Brief -> Retype every line of the data below without any changes, and leave the pictures out of your answer.

Source data ->

-------

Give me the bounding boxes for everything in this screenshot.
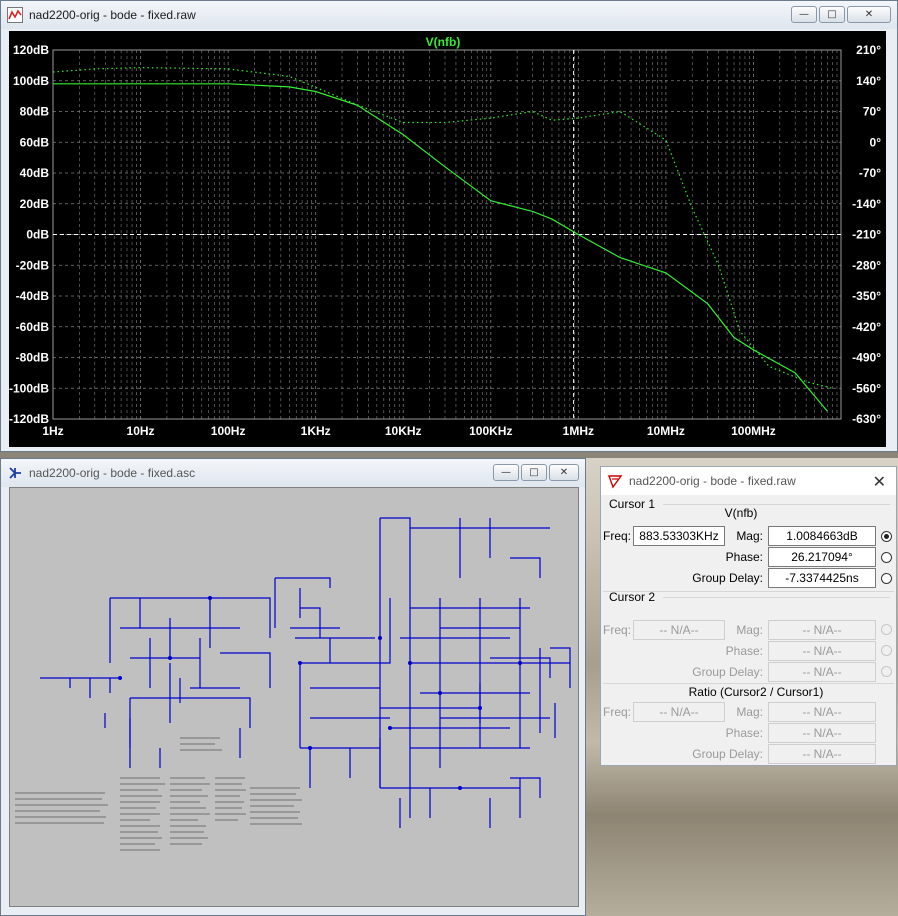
y-tick-label-phase: 140° [856, 74, 881, 88]
trace-label[interactable]: V(nfb) [426, 35, 461, 49]
ratio-group-delay-field[interactable]: -- N/A-- [768, 744, 876, 764]
y-tick-label-db: -80dB [16, 351, 50, 365]
y-tick-label-phase: 70° [863, 105, 881, 119]
cursor1-group-delay-field[interactable]: -7.3374425ns [768, 568, 876, 588]
plot-titlebar[interactable]: nad2200-orig - bode - fixed.raw — □ ✕ [1, 1, 897, 29]
waveform-viewer-window[interactable]: nad2200-orig - bode - fixed.raw — □ ✕ 1H… [0, 0, 898, 452]
cursor2-phase-field[interactable]: -- N/A-- [768, 641, 876, 661]
cursor1-heading: Cursor 1 [609, 497, 656, 511]
ratio-freq-field[interactable]: -- N/A-- [633, 702, 725, 722]
waveform-app-icon [7, 7, 23, 23]
x-tick-label: 100Hz [211, 424, 246, 438]
bode-plot-area[interactable]: 1Hz 10Hz 100Hz 1KHz 10KHz 100KHz 1MHz 10MHz 100M… [9, 31, 886, 447]
maximize-button[interactable]: □ [521, 464, 547, 481]
schematic-app-icon [9, 467, 21, 479]
phase-radio[interactable] [881, 645, 892, 656]
freq-label: Freq: [603, 623, 632, 637]
freq-label: Freq: [603, 705, 632, 719]
phase-trace[interactable] [52, 66, 833, 389]
y-tick-label-phase: -350° [852, 289, 881, 303]
section-divider [663, 504, 890, 505]
x-tick-label: 100KHz [469, 424, 512, 438]
y-tick-label-phase: -420° [852, 320, 881, 334]
y-tick-label-db: -120dB [9, 412, 49, 426]
cursor-window-title: nad2200-orig - bode - fixed.raw [629, 474, 796, 488]
y-tick-label-phase: -490° [852, 351, 881, 365]
phase-radio[interactable] [881, 552, 892, 563]
bode-plot-svg[interactable]: 1Hz 10Hz 100Hz 1KHz 10KHz 100KHz 1MHz 10MHz 100M… [9, 31, 886, 447]
ltspice-app-icon [608, 475, 623, 489]
y-tick-label-phase: 0° [870, 135, 882, 149]
group-delay-label: Group Delay: [692, 747, 763, 761]
y-tick-label-db: 20dB [20, 197, 50, 211]
cursor-dialog[interactable]: nad2200-orig - bode - fixed.raw ✕ Cursor… [600, 466, 897, 766]
mag-radio[interactable] [881, 624, 892, 635]
cursor-titlebar[interactable]: nad2200-orig - bode - fixed.raw ✕ [601, 467, 896, 495]
mag-label: Mag: [736, 623, 763, 637]
y-tick-label-phase: -140° [852, 197, 881, 211]
x-tick-label: 10MHz [647, 424, 685, 438]
y-tick-label-db: 0dB [26, 228, 49, 242]
maximize-button[interactable]: □ [819, 6, 845, 23]
schematic-window-title: nad2200-orig - bode - fixed.asc [29, 466, 196, 480]
phase-label: Phase: [725, 550, 763, 564]
schematic-window[interactable]: nad2200-orig - bode - fixed.asc — □ ✕ [0, 458, 586, 916]
x-tick-label: 1MHz [563, 424, 594, 438]
y-tick-label-phase: -560° [852, 381, 881, 395]
y-tick-label-phase: -70° [859, 166, 881, 180]
cursor1-trace-name: V(nfb) [724, 506, 758, 520]
ratio-phase-field[interactable]: -- N/A-- [768, 723, 876, 743]
y-tick-label-db: -40dB [16, 289, 50, 303]
y-tick-label-phase: 210° [856, 43, 881, 57]
mag-label: Mag: [736, 705, 763, 719]
schematic-canvas[interactable] [9, 487, 579, 907]
x-tick-label: 10KHz [385, 424, 422, 438]
freq-label: Freq: [603, 529, 632, 543]
y-tick-label-db: 100dB [13, 74, 49, 88]
y-tick-label-db: -60dB [16, 320, 50, 334]
ratio-mag-field[interactable]: -- N/A-- [768, 702, 876, 722]
close-button[interactable]: ✕ [847, 6, 891, 23]
x-tick-label: 10Hz [127, 424, 155, 438]
group-delay-radio[interactable] [881, 666, 892, 677]
cursor1-phase-field[interactable]: 26.217094° [768, 547, 876, 567]
close-button[interactable]: ✕ [549, 464, 579, 481]
cursor2-mag-field[interactable]: -- N/A-- [768, 620, 876, 640]
cursor1-freq-field[interactable]: 883.53303KHz [633, 526, 725, 546]
y-tick-label-phase: -280° [852, 258, 881, 272]
group-delay-label: Group Delay: [692, 571, 763, 585]
y-tick-label-db: -100dB [9, 381, 49, 395]
minimize-button[interactable]: — [791, 6, 817, 23]
cursor2-group-delay-field[interactable]: -- N/A-- [768, 662, 876, 682]
mag-radio[interactable] [881, 531, 892, 542]
cursor1-mag-field[interactable]: 1.0084663dB [768, 526, 876, 546]
schematic-titlebar[interactable]: nad2200-orig - bode - fixed.asc — □ ✕ [1, 459, 585, 487]
y-tick-label-db: 120dB [13, 43, 49, 57]
group-delay-label: Group Delay: [692, 665, 763, 679]
cursor2-freq-field[interactable]: -- N/A-- [633, 620, 725, 640]
section-divider [603, 683, 894, 684]
circuit-schematic [15, 517, 571, 851]
group-delay-radio[interactable] [881, 573, 892, 584]
y-tick-label-db: -20dB [16, 258, 50, 272]
cursor2-heading: Cursor 2 [609, 590, 656, 604]
phase-label: Phase: [725, 726, 763, 740]
section-divider [663, 597, 890, 598]
minimize-button[interactable]: — [493, 464, 519, 481]
phase-label: Phase: [725, 644, 763, 658]
y-tick-label-db: 40dB [20, 166, 50, 180]
magnitude-trace[interactable] [53, 83, 828, 412]
mag-label: Mag: [736, 529, 763, 543]
y-tick-label-db: 80dB [20, 105, 50, 119]
x-tick-label: 1KHz [301, 424, 331, 438]
x-tick-label: 100MHz [731, 424, 776, 438]
plot-window-title: nad2200-orig - bode - fixed.raw [29, 8, 196, 22]
y-tick-label-db: 60dB [20, 135, 50, 149]
ratio-heading: Ratio (Cursor2 / Cursor1) [688, 685, 824, 699]
close-icon[interactable]: ✕ [873, 472, 886, 491]
y-tick-label-phase: -210° [852, 228, 881, 242]
y-tick-label-phase: -630° [852, 412, 881, 426]
x-tick-label: 1Hz [42, 424, 63, 438]
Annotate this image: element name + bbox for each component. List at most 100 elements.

-------

Expected answer ->
Give me the bounding boxes for everything in this screenshot.
y-tick-label-phase: 140° [856, 74, 881, 88]
trace-label[interactable]: V(nfb) [426, 35, 461, 49]
ratio-group-delay-field[interactable]: -- N/A-- [768, 744, 876, 764]
y-tick-label-db: -80dB [16, 351, 50, 365]
y-tick-label-phase: 70° [863, 105, 881, 119]
cursor1-group-delay-field[interactable]: -7.3374425ns [768, 568, 876, 588]
plot-titlebar[interactable]: nad2200-orig - bode - fixed.raw — □ ✕ [1, 1, 897, 29]
waveform-viewer-window[interactable]: nad2200-orig - bode - fixed.raw — □ ✕ 1H… [0, 0, 898, 452]
cursor2-phase-field[interactable]: -- N/A-- [768, 641, 876, 661]
cursor1-heading: Cursor 1 [609, 497, 656, 511]
ratio-freq-field[interactable]: -- N/A-- [633, 702, 725, 722]
waveform-app-icon [7, 7, 23, 23]
x-tick-label: 100Hz [211, 424, 246, 438]
bode-plot-area[interactable]: 1Hz 10Hz 100Hz 1KHz 10KHz 100KHz 1MHz 10MHz 100M… [9, 31, 886, 447]
maximize-button[interactable]: □ [521, 464, 547, 481]
schematic-app-icon [9, 467, 21, 479]
phase-radio[interactable] [881, 645, 892, 656]
freq-label: Freq: [603, 623, 632, 637]
freq-label: Freq: [603, 705, 632, 719]
phase-trace[interactable] [52, 66, 833, 389]
y-tick-label-phase: -350° [852, 289, 881, 303]
section-divider [663, 504, 890, 505]
x-tick-label: 100KHz [469, 424, 512, 438]
y-tick-label-phase: -420° [852, 320, 881, 334]
y-tick-label-db: -120dB [9, 412, 49, 426]
cursor-window-title: nad2200-orig - bode - fixed.raw [629, 474, 796, 488]
y-tick-label-phase: -490° [852, 351, 881, 365]
phase-radio[interactable] [881, 552, 892, 563]
bode-plot-svg[interactable]: 1Hz 10Hz 100Hz 1KHz 10KHz 100KHz 1MHz 10MHz 100M… [9, 31, 886, 447]
ltspice-app-icon [608, 475, 623, 489]
y-tick-label-phase: 0° [870, 135, 882, 149]
group-delay-label: Group Delay: [692, 747, 763, 761]
y-tick-label-db: 20dB [20, 197, 50, 211]
cursor-dialog[interactable]: nad2200-orig - bode - fixed.raw ✕ Cursor… [600, 466, 897, 766]
mag-radio[interactable] [881, 624, 892, 635]
cursor-titlebar[interactable]: nad2200-orig - bode - fixed.raw ✕ [601, 467, 896, 495]
mag-label: Mag: [736, 623, 763, 637]
y-tick-label-phase: -140° [852, 197, 881, 211]
x-tick-label: 10MHz [647, 424, 685, 438]
y-tick-label-db: 0dB [26, 228, 49, 242]
maximize-button[interactable]: □ [819, 6, 845, 23]
schematic-window-title: nad2200-orig - bode - fixed.asc [29, 466, 196, 480]
phase-label: Phase: [725, 550, 763, 564]
schematic-window[interactable]: nad2200-orig - bode - fixed.asc — □ ✕ [0, 458, 586, 916]
x-tick-label: 1MHz [563, 424, 594, 438]
y-tick-label-phase: -560° [852, 381, 881, 395]
y-tick-label-phase: -70° [859, 166, 881, 180]
cursor1-trace-name: V(nfb) [724, 506, 758, 520]
ratio-phase-field[interactable]: -- N/A-- [768, 723, 876, 743]
y-tick-label-db: -40dB [16, 289, 50, 303]
y-tick-label-phase: 210° [856, 43, 881, 57]
mag-label: Mag: [736, 705, 763, 719]
schematic-canvas[interactable] [9, 487, 579, 907]
x-tick-label: 10KHz [385, 424, 422, 438]
freq-label: Freq: [603, 529, 632, 543]
y-tick-label-db: 100dB [13, 74, 49, 88]
y-tick-label-db: -60dB [16, 320, 50, 334]
ratio-mag-field[interactable]: -- N/A-- [768, 702, 876, 722]
close-button[interactable]: ✕ [847, 6, 891, 23]
x-tick-label: 10Hz [127, 424, 155, 438]
group-delay-radio[interactable] [881, 666, 892, 677]
cursor1-phase-field[interactable]: 26.217094° [768, 547, 876, 567]
close-button[interactable]: ✕ [549, 464, 579, 481]
cursor2-mag-field[interactable]: -- N/A-- [768, 620, 876, 640]
cursor1-freq-field[interactable]: 883.53303KHz [633, 526, 725, 546]
y-tick-label-phase: -280° [852, 258, 881, 272]
group-delay-label: Group Delay: [692, 571, 763, 585]
y-tick-label-db: -100dB [9, 381, 49, 395]
minimize-button[interactable]: — [791, 6, 817, 23]
cursor2-group-delay-field[interactable]: -- N/A-- [768, 662, 876, 682]
mag-radio[interactable] [881, 531, 892, 542]
cursor1-mag-field[interactable]: 1.0084663dB [768, 526, 876, 546]
schematic-titlebar[interactable]: nad2200-orig - bode - fixed.asc — □ ✕ [1, 459, 585, 487]
y-tick-label-db: 120dB [13, 43, 49, 57]
group-delay-label: Group Delay: [692, 665, 763, 679]
cursor2-freq-field[interactable]: -- N/A-- [633, 620, 725, 640]
section-divider [603, 683, 894, 684]
circuit-schematic [15, 517, 571, 851]
group-delay-radio[interactable] [881, 573, 892, 584]
y-tick-label-db: -20dB [16, 258, 50, 272]
cursor2-heading: Cursor 2 [609, 590, 656, 604]
phase-label: Phase: [725, 726, 763, 740]
section-divider [663, 597, 890, 598]
minimize-button[interactable]: — [493, 464, 519, 481]
phase-label: Phase: [725, 644, 763, 658]
y-tick-label-db: 40dB [20, 166, 50, 180]
magnitude-trace[interactable] [53, 83, 828, 412]
mag-label: Mag: [736, 529, 763, 543]
y-tick-label-db: 80dB [20, 105, 50, 119]
x-tick-label: 1KHz [301, 424, 331, 438]
x-tick-label: 100MHz [731, 424, 776, 438]
plot-window-title: nad2200-orig - bode - fixed.raw [29, 8, 196, 22]
y-tick-label-db: 60dB [20, 135, 50, 149]
ratio-heading: Ratio (Cursor2 / Cursor1) [688, 685, 824, 699]
close-icon[interactable]: ✕ [873, 472, 886, 491]
y-tick-label-phase: -210° [852, 228, 881, 242]
y-tick-label-phase: -630° [852, 412, 881, 426]
x-tick-label: 1Hz [42, 424, 63, 438]
Annotate this image: element name + bbox for each component. List at most 100 elements.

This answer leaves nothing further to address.